▶ _Exercise directions_: Keep the pictures out and restate every record exactly.

▶ _Dataset rows_:
## start

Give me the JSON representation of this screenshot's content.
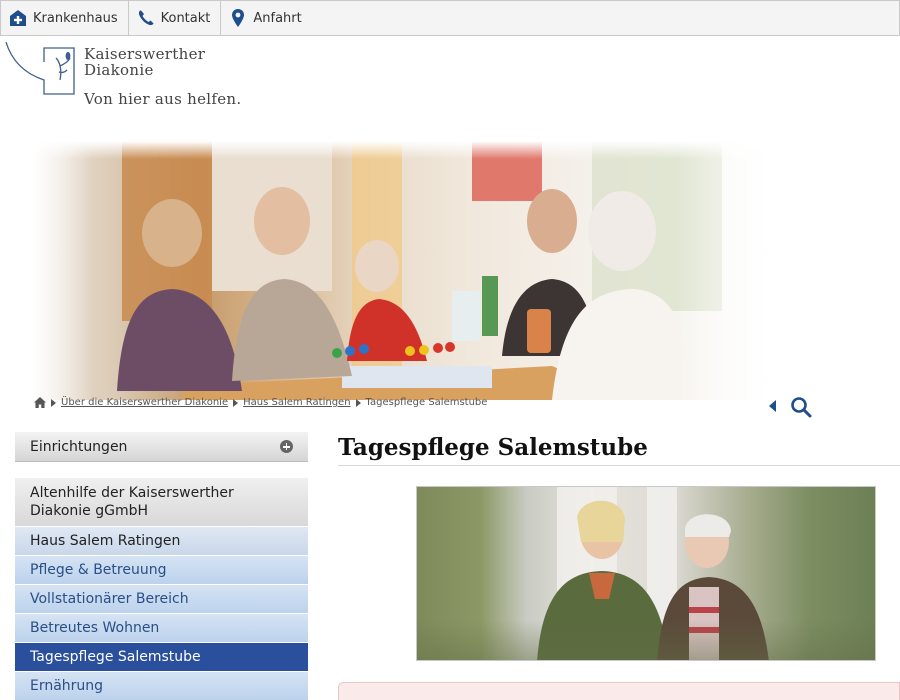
{
  "topbar": {
    "items": [
      {
        "label": "Krankenhaus",
        "icon": "hospital-cross-icon"
      },
      {
        "label": "Kontakt",
        "icon": "phone-icon"
      },
      {
        "label": "Anfahrt",
        "icon": "map-pin-icon"
      }
    ]
  },
  "logo": {
    "name_line1": "Kaiserswerther",
    "name_line2": "Diakonie",
    "tagline": "Von hier aus helfen."
  },
  "breadcrumb": {
    "items": [
      {
        "label": "Über die Kaiserswerther Diakonie"
      },
      {
        "label": "Haus Salem Ratingen"
      },
      {
        "label": "Tagespflege Salemstube"
      }
    ]
  },
  "sidebar": {
    "section_label": "Einrichtungen",
    "parent_label": "Altenhilfe der Kaiserswerther Diakonie gGmbH",
    "items": [
      {
        "label": "Haus Salem Ratingen"
      },
      {
        "label": "Pflege & Betreuung"
      },
      {
        "label": "Vollstationärer Bereich"
      },
      {
        "label": "Betreutes Wohnen"
      },
      {
        "label": "Tagespflege Salemstube"
      },
      {
        "label": "Ernährung"
      }
    ]
  },
  "main": {
    "title": "Tagespflege Salemstube"
  },
  "colors": {
    "accent": "#2a4f9c",
    "nav_bg": "#c8d9ef",
    "icon_blue": "#1f4e8c"
  }
}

## end

▶ _Finished answer_:
Give me the JSON representation of this screenshot's content.
{
  "topbar": {
    "items": [
      {
        "label": "Krankenhaus",
        "icon": "hospital-cross-icon"
      },
      {
        "label": "Kontakt",
        "icon": "phone-icon"
      },
      {
        "label": "Anfahrt",
        "icon": "map-pin-icon"
      }
    ]
  },
  "logo": {
    "name_line1": "Kaiserswerther",
    "name_line2": "Diakonie",
    "tagline": "Von hier aus helfen."
  },
  "breadcrumb": {
    "items": [
      {
        "label": "Über die Kaiserswerther Diakonie"
      },
      {
        "label": "Haus Salem Ratingen"
      },
      {
        "label": "Tagespflege Salemstube"
      }
    ]
  },
  "sidebar": {
    "section_label": "Einrichtungen",
    "parent_label": "Altenhilfe der Kaiserswerther Diakonie gGmbH",
    "items": [
      {
        "label": "Haus Salem Ratingen"
      },
      {
        "label": "Pflege & Betreuung"
      },
      {
        "label": "Vollstationärer Bereich"
      },
      {
        "label": "Betreutes Wohnen"
      },
      {
        "label": "Tagespflege Salemstube"
      },
      {
        "label": "Ernährung"
      }
    ]
  },
  "main": {
    "title": "Tagespflege Salemstube"
  },
  "colors": {
    "accent": "#2a4f9c",
    "nav_bg": "#c8d9ef",
    "icon_blue": "#1f4e8c"
  }
}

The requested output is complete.